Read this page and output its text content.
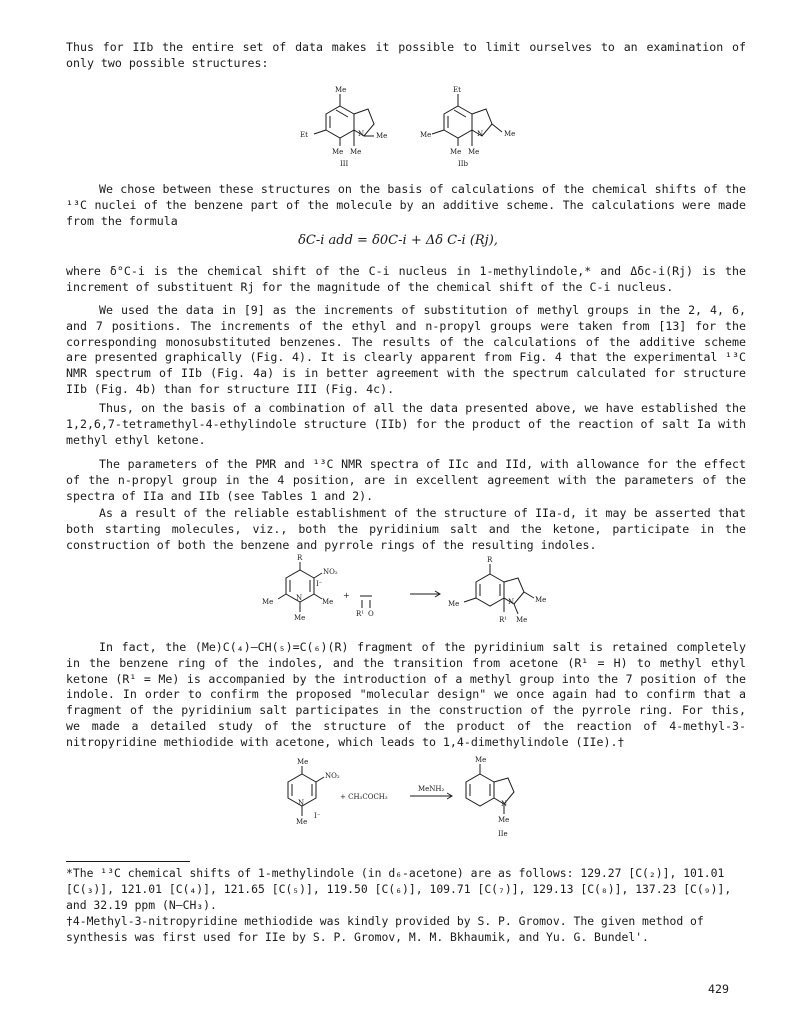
Thus for IIb the entire set of data makes it possible to limit ourselves to an examination of only two possible structures:

Me
Et	N Me
Me Me
III
Et
Me	N	Me
Me Me
IIb

We chose between these structures on the basis of calculations of the chemical shifts of the ¹³C nuclei of the benzene part of the molecule by an additive scheme. The calculations were made from the formula

δC-i add = δ0C-i + Δδ C-i (Rj),

where δ°C-i is the chemical shift of the C-i nucleus in 1-methylindole,* and Δδc-i(Rj) is the increment of substituent Rj for the magnitude of the chemical shift of the C-i nucleus.

We used the data in [9] as the increments of substitution of methyl groups in the 2, 4, 6, and 7 positions. The increments of the ethyl and n-propyl groups were taken from [13] for the corresponding monosubstituted benzenes. The results of the calculations of the additive scheme are presented graphically (Fig. 4). It is clearly apparent from Fig. 4 that the experimental ¹³C NMR spectrum of IIb (Fig. 4a) is in better agreement with the spectrum calculated for structure IIb (Fig. 4b) than for structure III (Fig. 4c).

Thus, on the basis of a combination of all the data presented above, we have established the 1,2,6,7-tetramethyl-4-ethylindole structure (IIb) for the product of the reaction of salt Ia with methyl ethyl ketone.

The parameters of the PMR and ¹³C NMR spectra of IIc and IId, with allowance for the effect of the n-propyl group in the 4 position, are in excellent agreement with the parameters of the spectra of IIa and IIb (see Tables 1 and 2).

As a result of the reliable establishment of the structure of IIa-d, it may be asserted that both starting molecules, viz., both the pyridinium salt and the ketone, participate in the construction of both the benzene and pyrrole rings of the resulting indoles.

R
NO₂
I⁻
Me	N	Me
Me
+
R¹ O
R
Me	N	Me
R¹ Me

In fact, the (Me)C(₄)–CH(₅)=C(₆)(R) fragment of the pyridinium salt is retained completely in the benzene ring of the indoles, and the transition from acetone (R¹ = H) to methyl ethyl ketone (R¹ = Me) is accompanied by the introduction of a methyl group into the 7 position of the indole. In order to confirm the proposed "molecular design" we once again had to confirm that a fragment of the pyridinium salt participates in the construction of the pyrrole ring. For this, we made a detailed study of the structure of the product of the reaction of 4-methyl-3-nitropyridine methiodide with acetone, which leads to 1,4-dimethylindole (IIe).†

Me
NO₂
N
Me
I⁻
+ CH₃COCH₃
MeNH₂
Me
N
Me
IIe

*The ¹³C chemical shifts of 1-methylindole (in d₆-acetone) are as follows: 129.27 [C(₂)], 101.01 [C(₃)], 121.01 [C(₄)], 121.65 [C(₅)], 119.50 [C(₆)], 109.71 [C(₇)], 129.13 [C(₈)], 137.23 [C(₉)], and 32.19 ppm (N–CH₃).

†4-Methyl-3-nitropyridine methiodide was kindly provided by S. P. Gromov. The given method of synthesis was first used for IIe by S. P. Gromov, M. M. Bkhaumik, and Yu. G. Bundel'.

429
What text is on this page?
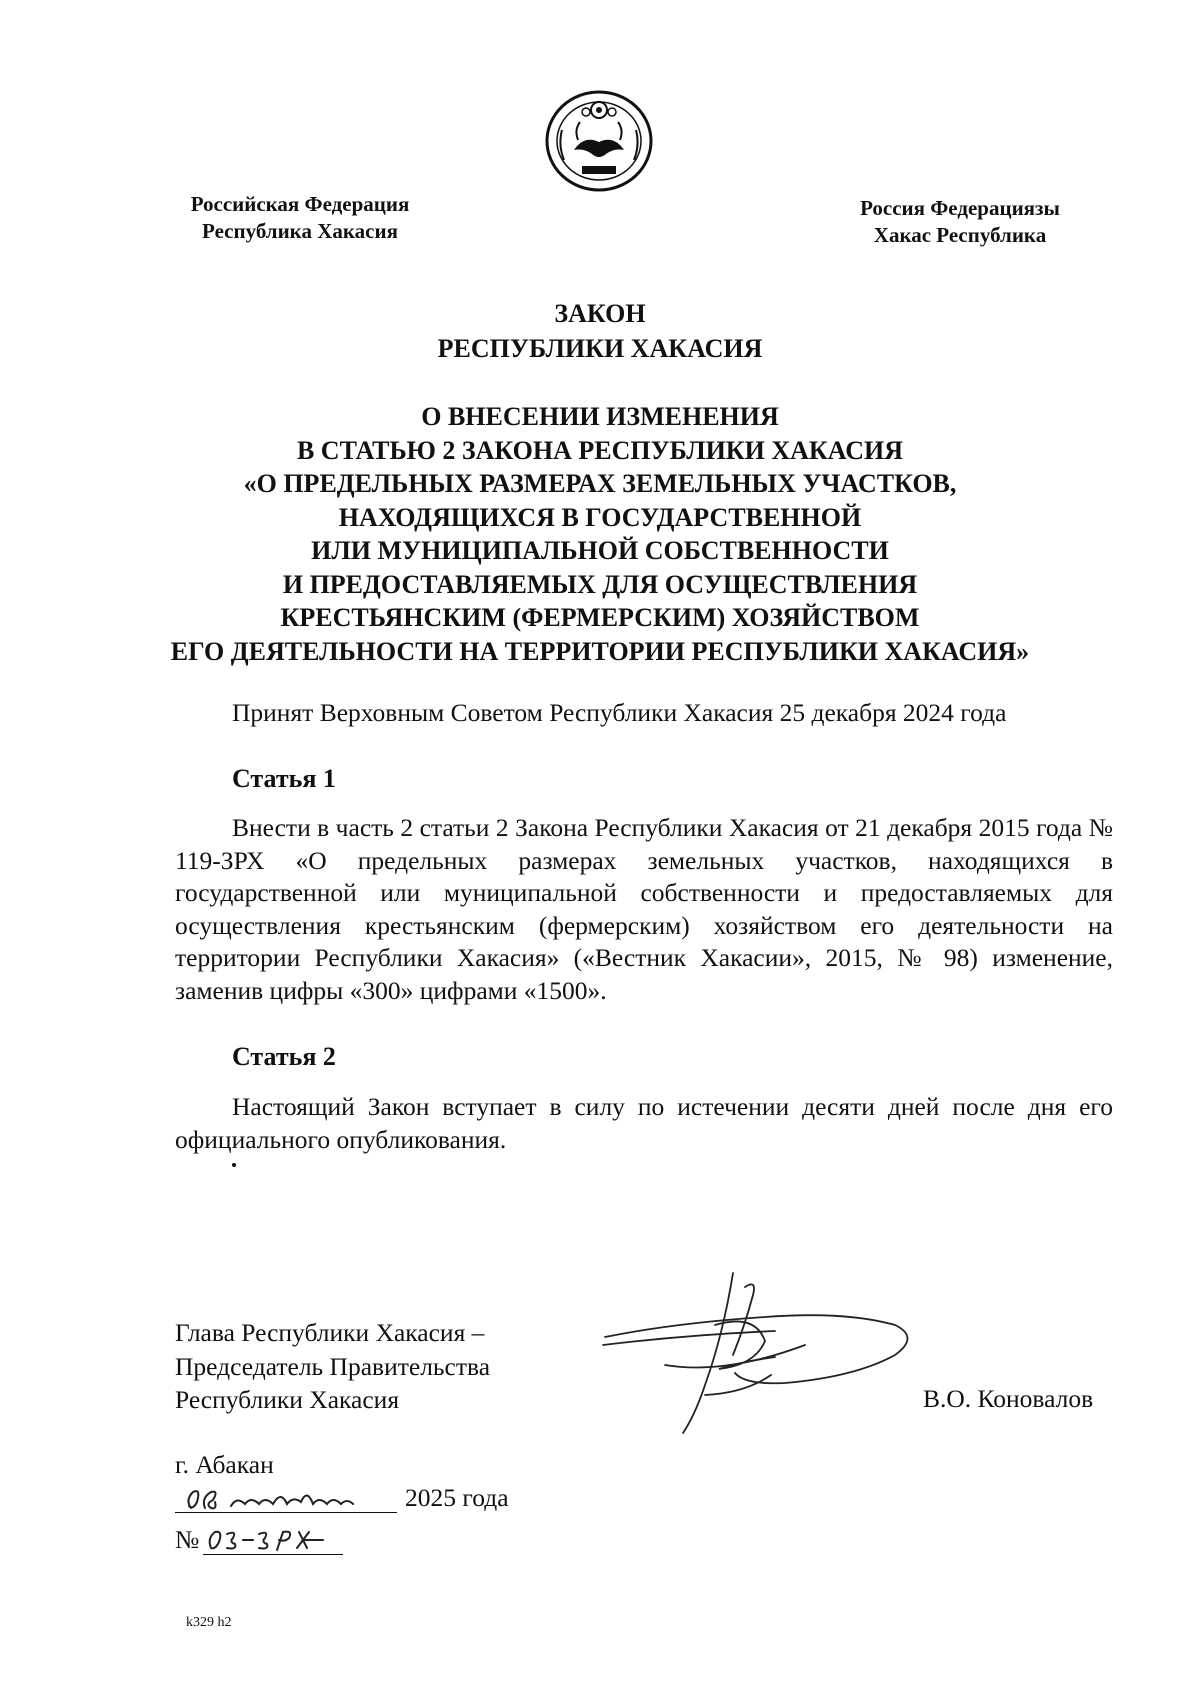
Российская Федерация
Республика Хакасия
Россия Федерациязы
Хакас Республика
ЗАКОН
РЕСПУБЛИКИ ХАКАСИЯ
О ВНЕСЕНИИ ИЗМЕНЕНИЯ
В СТАТЬЮ 2 ЗАКОНА РЕСПУБЛИКИ ХАКАСИЯ
«О ПРЕДЕЛЬНЫХ РАЗМЕРАХ ЗЕМЕЛЬНЫХ УЧАСТКОВ,
НАХОДЯЩИХСЯ В ГОСУДАРСТВЕННОЙ
ИЛИ МУНИЦИПАЛЬНОЙ СОБСТВЕННОСТИ
И ПРЕДОСТАВЛЯЕМЫХ ДЛЯ ОСУЩЕСТВЛЕНИЯ
КРЕСТЬЯНСКИМ (ФЕРМЕРСКИМ) ХОЗЯЙСТВОМ
ЕГО ДЕЯТЕЛЬНОСТИ НА ТЕРРИТОРИИ РЕСПУБЛИКИ ХАКАСИЯ»
Принят Верховным Советом Республики Хакасия 25 декабря 2024 года
Статья 1
Внести в часть 2 статьи 2 Закона Республики Хакасия от 21 декабря 2015 года № 119-ЗРХ «О предельных размерах земельных участков, находящихся в государственной или муниципальной собственности и предоставляемых для осуществления крестьянским (фермерским) хозяйством его деятельности на территории Республики Хакасия» («Вестник Хакасии», 2015, № 98) изменение, заменив цифры «300» цифрами «1500».
Статья 2
Настоящий Закон вступает в силу по истечении десяти дней после дня его официального опубликования.
Глава Республики Хакасия –
Председатель Правительства
Республики Хакасия	В.О. Коновалов
г. Абакан
2025 года
№
k329 h2
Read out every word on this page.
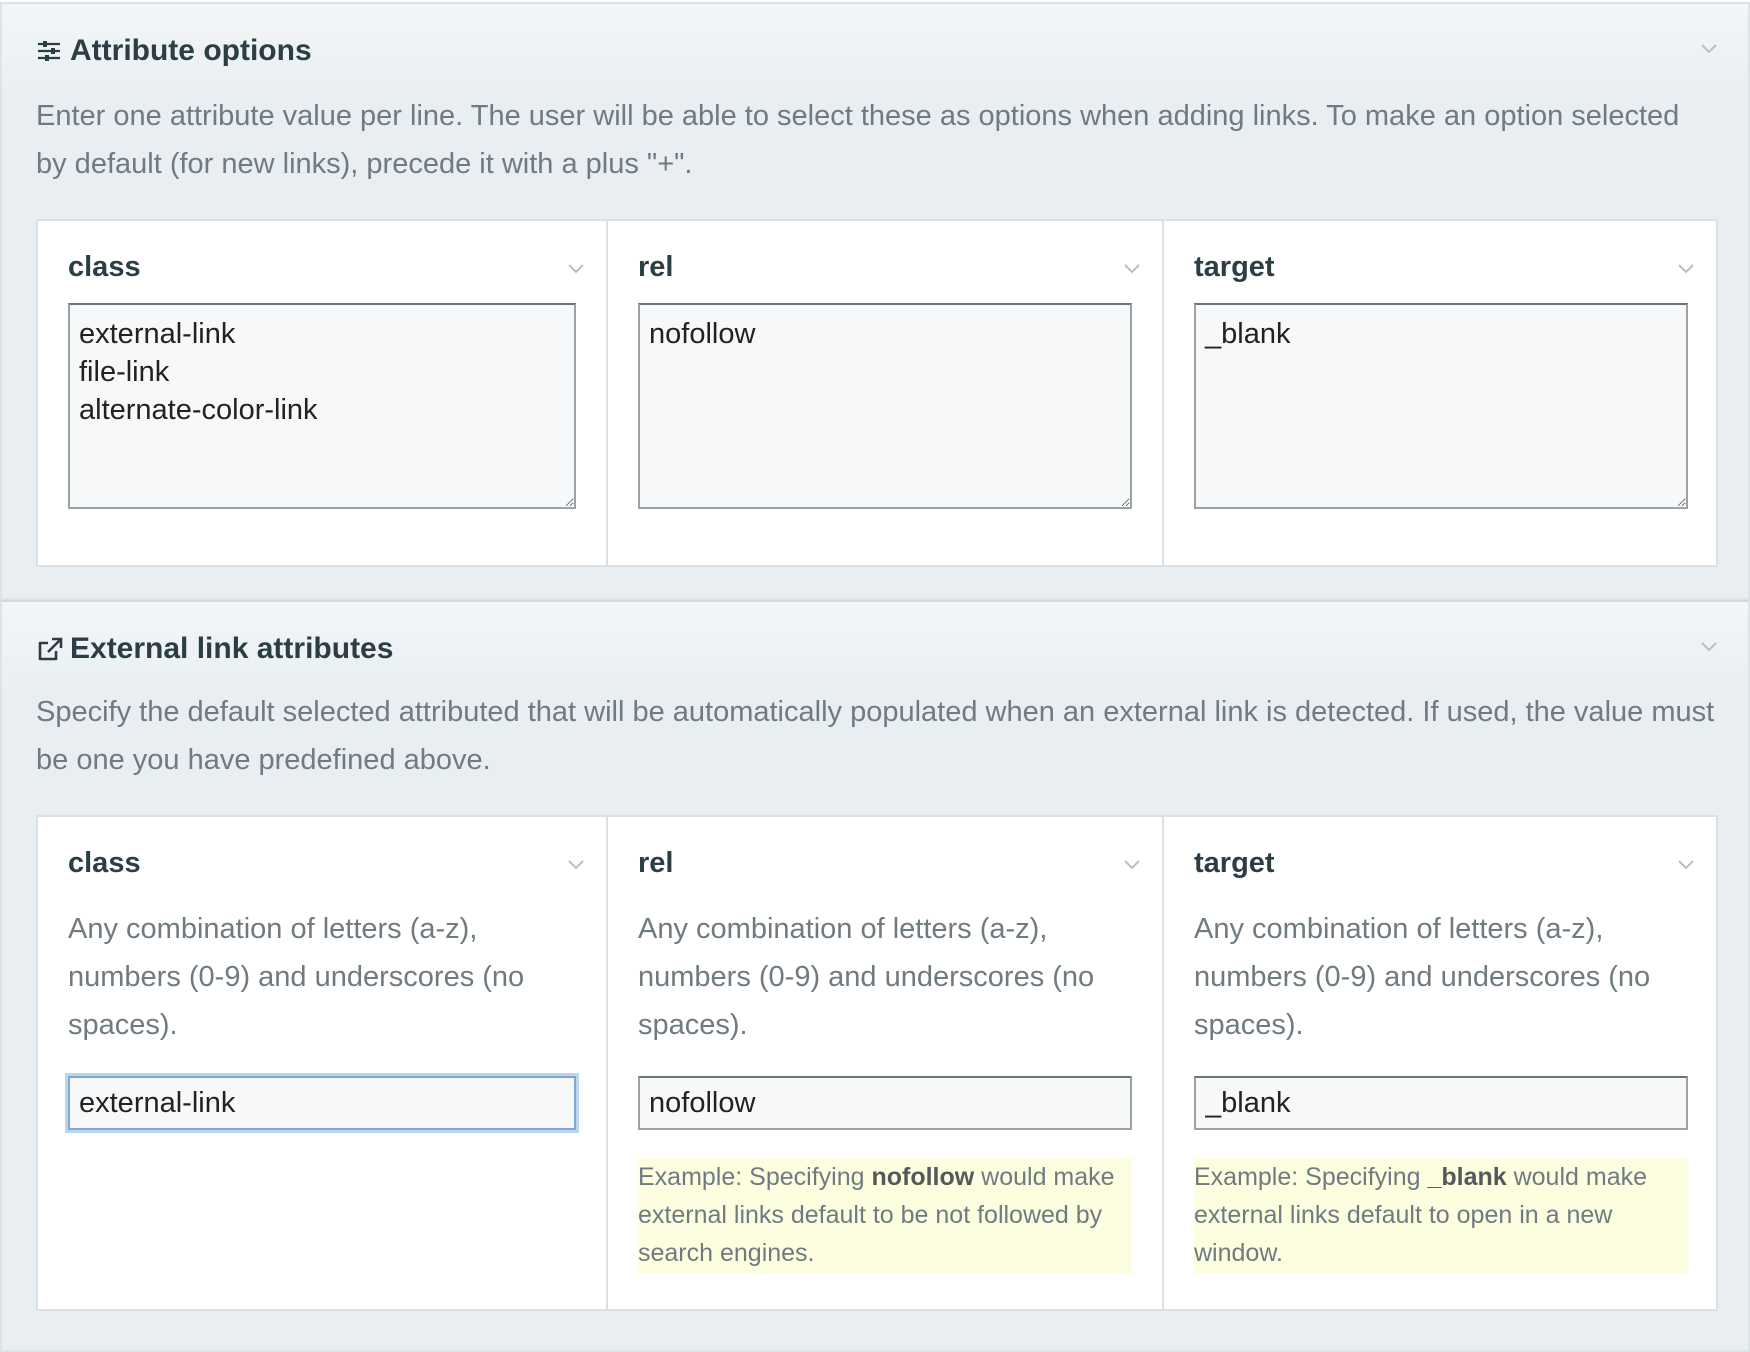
Attribute options

Enter one attribute value per line. The user will be able to select these as options when adding links. To make an option selected by default (for new links), precede it with a plus "+".

class
external-link file-link alternate-color-link	rel
nofollow	target
_blank
External link attributes

Specify the default selected attributed that will be automatically populated when an external link is detected. If used, the value must be one you have predefined above.

class

Any combination of letters (a-z), numbers (0-9) and underscores (no spaces).

external-link
rel

Any combination of letters (a-z), numbers (0-9) and underscores (no spaces).

nofollow
Example: Specifying nofollow would make external links default to be not followed by search engines.
target

Any combination of letters (a-z), numbers (0-9) and underscores (no spaces).

_blank
Example: Specifying _blank would make external links default to open in a new window.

============================================================

**Exercise objective:**
Pull out all lines containing the word "will" from the entries above.

**Expected output:**
Enter one attribute value per line. The user will be able to select these as options when adding links. To make an option selected by default (for new links), precede it with a plus "+".
Specify the default selected attributed that will be automatically populated when an external link is detected. If used, the value must be one you have predefined above.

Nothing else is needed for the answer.